(TASK STATEMENT) In this exercise, reproduce all the entries that follow exactly.

(PROVIDED DATA)
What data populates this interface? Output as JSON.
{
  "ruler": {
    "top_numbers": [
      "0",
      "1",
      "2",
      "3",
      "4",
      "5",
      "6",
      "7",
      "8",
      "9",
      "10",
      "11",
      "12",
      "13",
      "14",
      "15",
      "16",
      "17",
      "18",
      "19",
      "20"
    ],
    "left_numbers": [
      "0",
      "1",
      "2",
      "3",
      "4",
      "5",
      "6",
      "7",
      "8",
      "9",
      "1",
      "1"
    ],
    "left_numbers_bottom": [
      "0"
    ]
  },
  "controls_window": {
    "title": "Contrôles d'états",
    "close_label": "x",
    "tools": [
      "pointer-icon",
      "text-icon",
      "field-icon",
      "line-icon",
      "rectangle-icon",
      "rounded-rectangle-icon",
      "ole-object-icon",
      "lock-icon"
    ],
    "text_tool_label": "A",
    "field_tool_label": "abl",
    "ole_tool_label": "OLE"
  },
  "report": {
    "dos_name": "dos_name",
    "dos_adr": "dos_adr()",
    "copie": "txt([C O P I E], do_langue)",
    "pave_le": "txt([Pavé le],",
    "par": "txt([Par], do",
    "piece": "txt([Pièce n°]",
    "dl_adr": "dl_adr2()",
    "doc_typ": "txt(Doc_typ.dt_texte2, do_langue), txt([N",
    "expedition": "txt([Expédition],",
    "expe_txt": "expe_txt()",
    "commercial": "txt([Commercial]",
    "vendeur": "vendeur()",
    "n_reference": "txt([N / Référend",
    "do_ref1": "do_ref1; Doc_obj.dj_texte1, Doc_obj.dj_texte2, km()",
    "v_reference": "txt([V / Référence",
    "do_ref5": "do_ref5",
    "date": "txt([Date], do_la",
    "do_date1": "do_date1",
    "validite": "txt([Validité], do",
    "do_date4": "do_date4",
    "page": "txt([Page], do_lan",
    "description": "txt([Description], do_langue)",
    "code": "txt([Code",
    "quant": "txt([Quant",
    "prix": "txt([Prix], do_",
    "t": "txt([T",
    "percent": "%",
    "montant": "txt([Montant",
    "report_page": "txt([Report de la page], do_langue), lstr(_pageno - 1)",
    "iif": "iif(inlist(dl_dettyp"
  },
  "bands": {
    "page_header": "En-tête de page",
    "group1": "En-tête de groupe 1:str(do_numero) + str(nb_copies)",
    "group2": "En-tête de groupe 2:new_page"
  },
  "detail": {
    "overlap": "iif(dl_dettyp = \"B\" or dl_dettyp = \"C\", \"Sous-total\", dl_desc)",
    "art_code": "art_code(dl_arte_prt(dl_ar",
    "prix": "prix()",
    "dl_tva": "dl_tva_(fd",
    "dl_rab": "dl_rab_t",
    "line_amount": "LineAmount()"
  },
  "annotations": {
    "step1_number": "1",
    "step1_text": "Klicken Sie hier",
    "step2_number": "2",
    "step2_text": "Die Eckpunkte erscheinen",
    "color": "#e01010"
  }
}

(RIGHT ANSWER)
What data populates this interface? Output as JSON.
{
  "ruler": {
    "top_numbers": [
      "0",
      "1",
      "2",
      "3",
      "4",
      "5",
      "6",
      "7",
      "8",
      "9",
      "10",
      "11",
      "12",
      "13",
      "14",
      "15",
      "16",
      "17",
      "18",
      "19",
      "20"
    ],
    "left_numbers": [
      "0",
      "1",
      "2",
      "3",
      "4",
      "5",
      "6",
      "7",
      "8",
      "9",
      "1",
      "1"
    ],
    "left_numbers_bottom": [
      "0"
    ]
  },
  "controls_window": {
    "title": "Contrôles d'états",
    "close_label": "x",
    "tools": [
      "pointer-icon",
      "text-icon",
      "field-icon",
      "line-icon",
      "rectangle-icon",
      "rounded-rectangle-icon",
      "ole-object-icon",
      "lock-icon"
    ],
    "text_tool_label": "A",
    "field_tool_label": "abl",
    "ole_tool_label": "OLE"
  },
  "report": {
    "dos_name": "dos_name",
    "dos_adr": "dos_adr()",
    "copie": "txt([C O P I E], do_langue)",
    "pave_le": "txt([Pavé le],",
    "par": "txt([Par], do",
    "piece": "txt([Pièce n°]",
    "dl_adr": "dl_adr2()",
    "doc_typ": "txt(Doc_typ.dt_texte2, do_langue), txt([N",
    "expedition": "txt([Expédition],",
    "expe_txt": "expe_txt()",
    "commercial": "txt([Commercial]",
    "vendeur": "vendeur()",
    "n_reference": "txt([N / Référend",
    "do_ref1": "do_ref1; Doc_obj.dj_texte1, Doc_obj.dj_texte2, km()",
    "v_reference": "txt([V / Référence",
    "do_ref5": "do_ref5",
    "date": "txt([Date], do_la",
    "do_date1": "do_date1",
    "validite": "txt([Validité], do",
    "do_date4": "do_date4",
    "page": "txt([Page], do_lan",
    "description": "txt([Description], do_langue)",
    "code": "txt([Code",
    "quant": "txt([Quant",
    "prix": "txt([Prix], do_",
    "t": "txt([T",
    "percent": "%",
    "montant": "txt([Montant",
    "report_page": "txt([Report de la page], do_langue), lstr(_pageno - 1)",
    "iif": "iif(inlist(dl_dettyp"
  },
  "bands": {
    "page_header": "En-tête de page",
    "group1": "En-tête de groupe 1:str(do_numero) + str(nb_copies)",
    "group2": "En-tête de groupe 2:new_page"
  },
  "detail": {
    "overlap": "iif(dl_dettyp = \"B\" or dl_dettyp = \"C\", \"Sous-total\", dl_desc)",
    "art_code": "art_code(dl_arte_prt(dl_ar",
    "prix": "prix()",
    "dl_tva": "dl_tva_(fd",
    "dl_rab": "dl_rab_t",
    "line_amount": "LineAmount()"
  },
  "annotations": {
    "step1_number": "1",
    "step1_text": "Klicken Sie hier",
    "step2_number": "2",
    "step2_text": "Die Eckpunkte erscheinen",
    "color": "#e01010"
  }
}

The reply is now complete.